[[ Study text open ]]
In the 1920s and ’30s, tortoise populations swelled to artificially high numbers as ranchers ran cattle on these lands, meantime killing off the tortoises’ main predators, the coyote and the raven.
As “environmentalists” have succeeded in running the ranchers off the land, the cattle have vanished along with their water tanks, no one is any longer shooting coyotes and ravens, and thus tortoise populations have slumped back to historically normal levels.
Do these government agents even want to see the species recover?
Marci Henson, of the county’s Desert Conservation Program, has warned “Unlimited breeding of an endangered species in captivity is something the community has to look into.”
To stop it?
“Yes,” Ms. Henson confirmed.
A similar but larger program than last week’s release — the relocation of 770 desert tortoises from Fort Irwin into the open desert in California — was suspended in 2008 after 90 percent of the transplants were promptly devoured by predators.
Until Friday, all of the tortoises released into the bleak Test Site landscape Friday lived at the Desert Tortoise Conservation Center. Some grew up as backyard pets. Their experience at foraging for food and evading coyotes and other predators is presumably minimal.
One wonders how the scientists would respond if the tortoises — Lassie-like — promptly turned south and began relentlessly plodding their way back to the beckoning green lawns of Las Vegas.
[[ Study text closed ]]
[[ Study material open ]]
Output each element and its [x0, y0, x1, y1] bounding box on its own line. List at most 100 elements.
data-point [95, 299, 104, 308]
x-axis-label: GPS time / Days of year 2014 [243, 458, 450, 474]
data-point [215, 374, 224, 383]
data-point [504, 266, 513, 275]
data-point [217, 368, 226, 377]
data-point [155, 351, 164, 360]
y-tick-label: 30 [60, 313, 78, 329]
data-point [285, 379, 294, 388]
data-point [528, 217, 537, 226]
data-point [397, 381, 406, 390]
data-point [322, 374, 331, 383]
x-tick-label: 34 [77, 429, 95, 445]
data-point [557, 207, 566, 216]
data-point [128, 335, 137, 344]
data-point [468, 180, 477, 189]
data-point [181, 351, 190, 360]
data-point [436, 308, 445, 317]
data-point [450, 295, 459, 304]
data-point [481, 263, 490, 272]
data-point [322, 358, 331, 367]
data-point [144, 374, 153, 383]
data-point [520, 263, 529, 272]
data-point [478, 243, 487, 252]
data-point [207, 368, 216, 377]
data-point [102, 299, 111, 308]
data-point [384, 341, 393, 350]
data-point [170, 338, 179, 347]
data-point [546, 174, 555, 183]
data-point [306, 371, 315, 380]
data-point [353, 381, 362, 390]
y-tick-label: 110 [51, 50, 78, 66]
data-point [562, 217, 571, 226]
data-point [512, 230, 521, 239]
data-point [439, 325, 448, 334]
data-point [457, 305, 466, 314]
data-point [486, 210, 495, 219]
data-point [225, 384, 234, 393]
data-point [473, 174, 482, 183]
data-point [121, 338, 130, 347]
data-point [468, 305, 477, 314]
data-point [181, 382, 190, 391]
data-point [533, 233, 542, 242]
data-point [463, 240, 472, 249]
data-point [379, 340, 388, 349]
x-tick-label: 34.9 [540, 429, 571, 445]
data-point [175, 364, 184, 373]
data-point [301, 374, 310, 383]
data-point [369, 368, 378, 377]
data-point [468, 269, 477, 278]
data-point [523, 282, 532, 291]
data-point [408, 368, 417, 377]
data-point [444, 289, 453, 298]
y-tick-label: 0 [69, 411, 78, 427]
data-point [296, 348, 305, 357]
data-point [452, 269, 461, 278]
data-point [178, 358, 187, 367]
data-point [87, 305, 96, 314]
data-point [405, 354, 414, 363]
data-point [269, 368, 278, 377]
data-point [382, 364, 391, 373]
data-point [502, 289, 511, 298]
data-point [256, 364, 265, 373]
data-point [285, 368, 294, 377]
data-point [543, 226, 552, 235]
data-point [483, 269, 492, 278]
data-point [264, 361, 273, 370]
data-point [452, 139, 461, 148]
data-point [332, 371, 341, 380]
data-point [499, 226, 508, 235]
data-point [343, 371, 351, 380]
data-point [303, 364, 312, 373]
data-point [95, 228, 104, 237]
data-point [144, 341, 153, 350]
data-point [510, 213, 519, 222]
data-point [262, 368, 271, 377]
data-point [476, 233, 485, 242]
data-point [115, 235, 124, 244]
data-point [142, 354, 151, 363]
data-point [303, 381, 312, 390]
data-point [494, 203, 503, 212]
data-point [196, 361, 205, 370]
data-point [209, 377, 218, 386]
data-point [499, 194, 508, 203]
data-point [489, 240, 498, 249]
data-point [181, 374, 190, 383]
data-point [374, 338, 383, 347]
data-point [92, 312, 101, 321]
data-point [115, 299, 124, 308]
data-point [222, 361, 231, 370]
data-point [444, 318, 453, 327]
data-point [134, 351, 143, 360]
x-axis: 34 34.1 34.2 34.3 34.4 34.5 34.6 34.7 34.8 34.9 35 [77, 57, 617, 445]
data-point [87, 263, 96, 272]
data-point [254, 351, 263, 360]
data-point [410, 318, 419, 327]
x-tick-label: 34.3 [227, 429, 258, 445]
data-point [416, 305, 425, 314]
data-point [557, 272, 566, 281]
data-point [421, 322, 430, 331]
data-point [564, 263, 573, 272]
[[ Study material closed ]]
Work task A – Please say whether each statement agrees with the desert tortoise text above, answering yes or no and quoting the words of the text that decide it. (i) Ranchers in the 1920s and ’30s killed off coyotes and ravens. (ii) The Fort Irwin relocation was suspended in 2010. (iii) All of the tortoises released at the Test Site grew up as backyard pets.
Work task B – According to the desert tortoise text, what share of the tortoises moved from Fort Irwin were devoured by predators?

Task solution A –
(i) Yes: "killing off the tortoises’ main predators, the coyote and the raven"
(ii) No: "was suspended in 2008"
(iii) No: "Some grew up as backyard pets."

Task solution B – 90 percent